__Dataset entries__

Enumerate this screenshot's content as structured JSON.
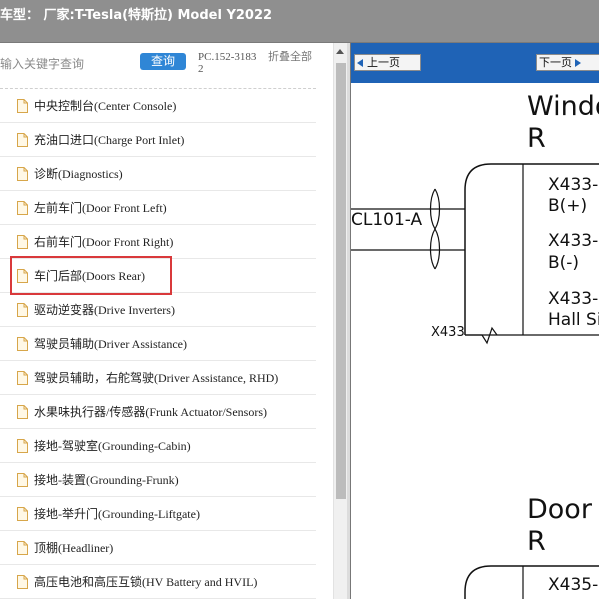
{
  "header": {
    "title": "车型：  厂家:T-Tesla(特斯拉) Model Y2022"
  },
  "search": {
    "placeholder": "输入关键字查询",
    "query_label": "查询",
    "pc_code": "PC.152-31832",
    "collapse_all": "折叠全部"
  },
  "tree": {
    "items": [
      {
        "label": "中央控制台(Center Console)"
      },
      {
        "label": "充油口进口(Charge Port Inlet)"
      },
      {
        "label": "诊断(Diagnostics)"
      },
      {
        "label": "左前车门(Door Front Left)"
      },
      {
        "label": "右前车门(Door Front Right)"
      },
      {
        "label": "车门后部(Doors Rear)"
      },
      {
        "label": "驱动逆变器(Drive Inverters)"
      },
      {
        "label": "驾驶员辅助(Driver Assistance)"
      },
      {
        "label": "驾驶员辅助，右舵驾驶(Driver Assistance, RHD)"
      },
      {
        "label": "水果味执行器/传感器(Frunk Actuator/Sensors)"
      },
      {
        "label": "接地-驾驶室(Grounding-Cabin)"
      },
      {
        "label": "接地-装置(Grounding-Frunk)"
      },
      {
        "label": "接地-举升门(Grounding-Liftgate)"
      },
      {
        "label": "顶棚(Headliner)"
      },
      {
        "label": "高压电池和高压互锁(HV Battery and HVIL)"
      }
    ],
    "selected_index": 5
  },
  "nav": {
    "prev_label": "上一页",
    "next_label": "下一页"
  },
  "diagram": {
    "title1_line1": "Windo",
    "title1_line2": "R",
    "connector_left": "CL101-A",
    "pin1_line1": "X433-",
    "pin1_line2": "B(+)",
    "pin2_line1": "X433-",
    "pin2_line2": "B(-)",
    "pin3_line1": "X433-",
    "pin3_line2": "Hall Si",
    "connector_tag": "X433",
    "title2_line1": "Door",
    "title2_line2": "R",
    "pin4_line1": "X435-"
  },
  "colors": {
    "header_bg": "#8f8f8f",
    "nav_bg": "#1f63b6",
    "query_btn": "#2f86d6",
    "highlight": "#d9393b"
  }
}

__Objective__
Sift through the entries and copy every line with "Grounding".

__Full response__
        "label": "接地-驾驶室(Grounding-Cabin)"
        "label": "接地-装置(Grounding-Frunk)"
        "label": "接地-举升门(Grounding-Liftgate)"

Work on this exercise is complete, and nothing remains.